§ What you have to do:
Tell how many lines have the string "document" in them, and write nothing besides the number.

[Extracted data entries]
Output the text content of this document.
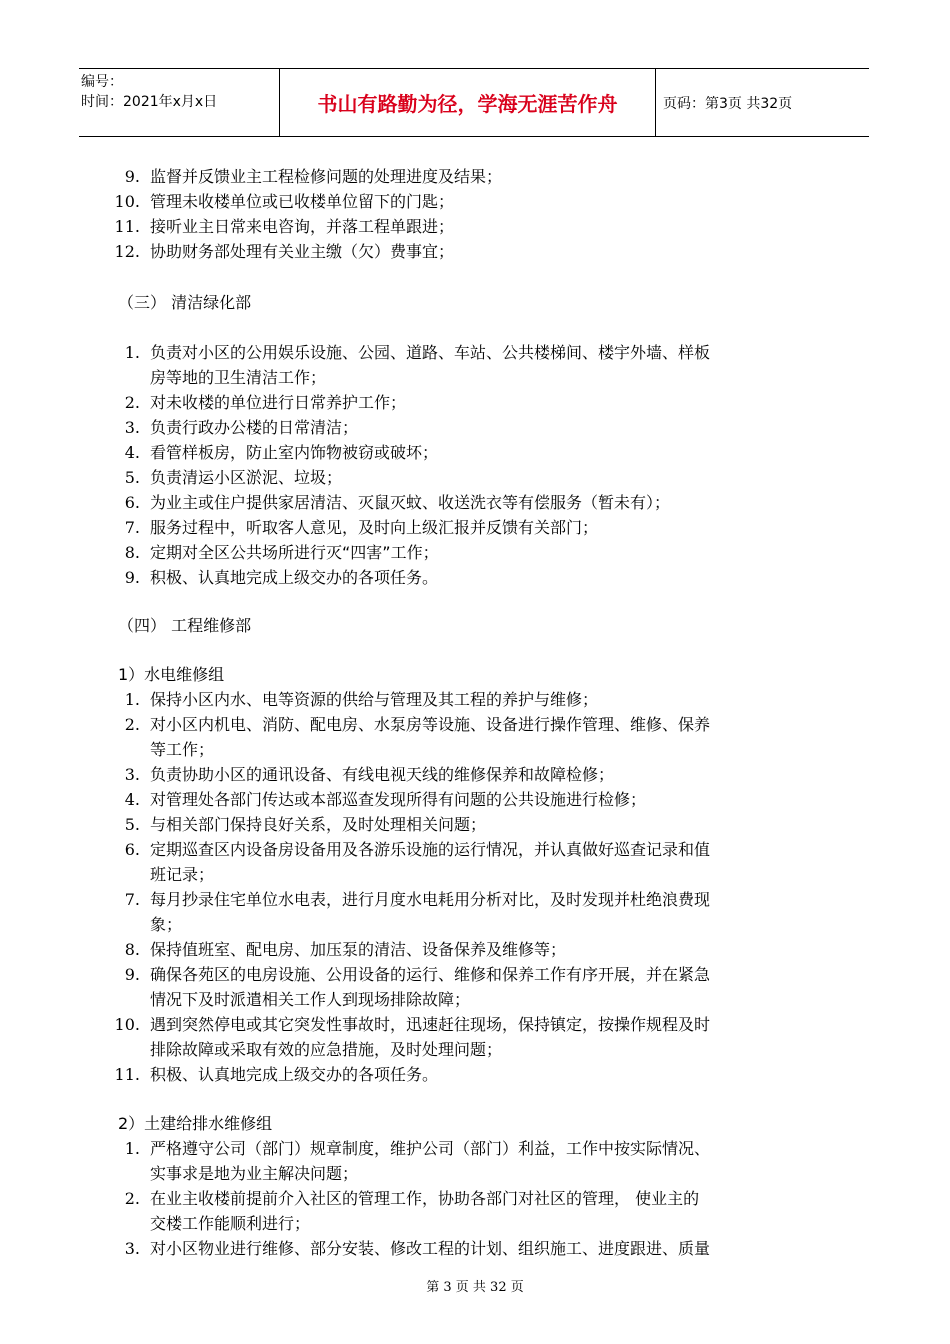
编号：
时间：2021年x月x日	书山有路勤为径，学海无涯苦作舟	页码：第3页 共32页
9. 监督并反馈业主工程检修问题的处理进度及结果；
10. 管理未收楼单位或已收楼单位留下的门匙；
11. 接听业主日常来电咨询，并落工程单跟进；
12. 协助财务部处理有关业主缴（欠）费事宜；
（三） 清洁绿化部
1. 负责对小区的公用娱乐设施、公园、道路、车站、公共楼梯间、楼宇外墙、样板
房等地的卫生清洁工作；
2. 对未收楼的单位进行日常养护工作；
3. 负责行政办公楼的日常清洁；
4. 看管样板房，防止室内饰物被窃或破坏；
5. 负责清运小区淤泥、垃圾；
6. 为业主或住户提供家居清洁、灭鼠灭蚊、收送洗衣等有偿服务（暂未有）；
7. 服务过程中，听取客人意见，及时向上级汇报并反馈有关部门；
8. 定期对全区公共场所进行灭“四害”工作；
9. 积极、认真地完成上级交办的各项任务。
（四） 工程维修部
1）水电维修组
1. 保持小区内水、电等资源的供给与管理及其工程的养护与维修；
2. 对小区内机电、消防、配电房、水泵房等设施、设备进行操作管理、维修、保养
等工作；
3. 负责协助小区的通讯设备、有线电视天线的维修保养和故障检修；
4. 对管理处各部门传达或本部巡查发现所得有问题的公共设施进行检修；
5. 与相关部门保持良好关系，及时处理相关问题；
6. 定期巡查区内设备房设备用及各游乐设施的运行情况，并认真做好巡查记录和值
班记录；
7. 每月抄录住宅单位水电表，进行月度水电耗用分析对比，及时发现并杜绝浪费现
象；
8. 保持值班室、配电房、加压泵的清洁、设备保养及维修等；
9. 确保各苑区的电房设施、公用设备的运行、维修和保养工作有序开展，并在紧急
情况下及时派遣相关工作人到现场排除故障；
10. 遇到突然停电或其它突发性事故时，迅速赶往现场，保持镇定，按操作规程及时
排除故障或采取有效的应急措施，及时处理问题；
11. 积极、认真地完成上级交办的各项任务。
2）土建给排水维修组
1. 严格遵守公司（部门）规章制度，维护公司（部门）利益，工作中按实际情况、
实事求是地为业主解决问题；
2. 在业主收楼前提前介入社区的管理工作，协助各部门对社区的管理， 使业主的
交楼工作能顺利进行；
3. 对小区物业进行维修、部分安装、修改工程的计划、组织施工、进度跟进、质量
第 3 页 共 32 页
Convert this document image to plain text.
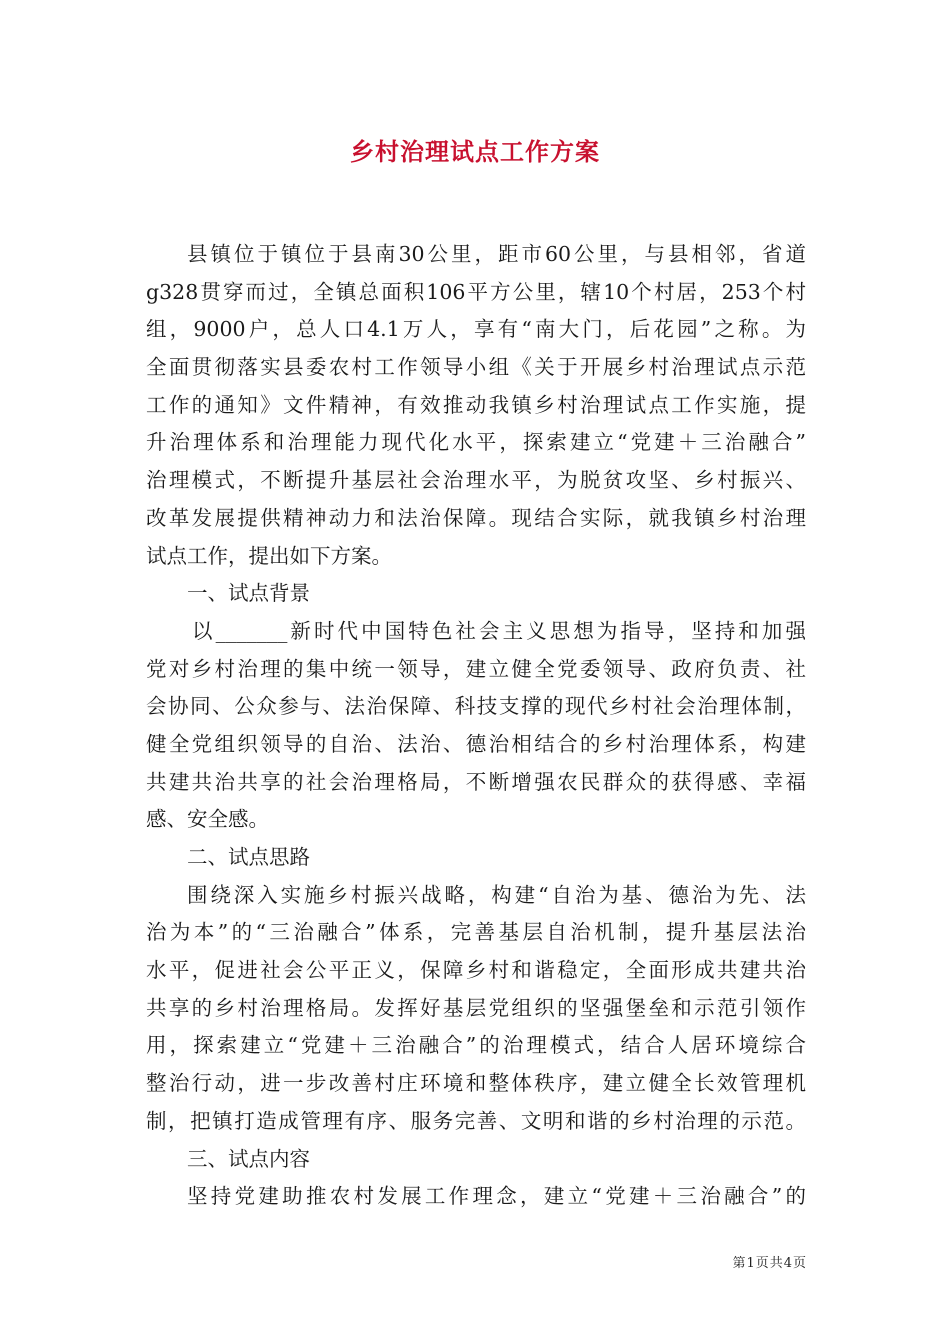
乡村治理试点工作方案
县镇位于镇位于县南30公里，距市60公里，与县相邻，省道
g328贯穿而过，全镇总面积106平方公里，辖10个村居，253个村
组，9000户，总人口4.1万人，享有“南大门，后花园”之称。为
全面贯彻落实县委农村工作领导小组《关于开展乡村治理试点示范
工作的通知》文件精神，有效推动我镇乡村治理试点工作实施，提
升治理体系和治理能力现代化水平，探索建立“党建＋三治融合”
治理模式，不断提升基层社会治理水平，为脱贫攻坚、乡村振兴、
改革发展提供精神动力和法治保障。现结合实际，就我镇乡村治理
试点工作，提出如下方案。
一、试点背景
以_______新时代中国特色社会主义思想为指导，坚持和加强
党对乡村治理的集中统一领导，建立健全党委领导、政府负责、社
会协同、公众参与、法治保障、科技支撑的现代乡村社会治理体制，
健全党组织领导的自治、法治、德治相结合的乡村治理体系，构建
共建共治共享的社会治理格局，不断增强农民群众的获得感、幸福
感、安全感。
二、试点思路
围绕深入实施乡村振兴战略，构建“自治为基、德治为先、法
治为本”的“三治融合”体系，完善基层自治机制，提升基层法治
水平，促进社会公平正义，保障乡村和谐稳定，全面形成共建共治
共享的乡村治理格局。发挥好基层党组织的坚强堡垒和示范引领作
用，探索建立“党建＋三治融合”的治理模式，结合人居环境综合
整治行动，进一步改善村庄环境和整体秩序，建立健全长效管理机
制，把镇打造成管理有序、服务完善、文明和谐的乡村治理的示范。
三、试点内容
坚持党建助推农村发展工作理念，建立“党建＋三治融合”的
第1页共4页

§ Task result:
2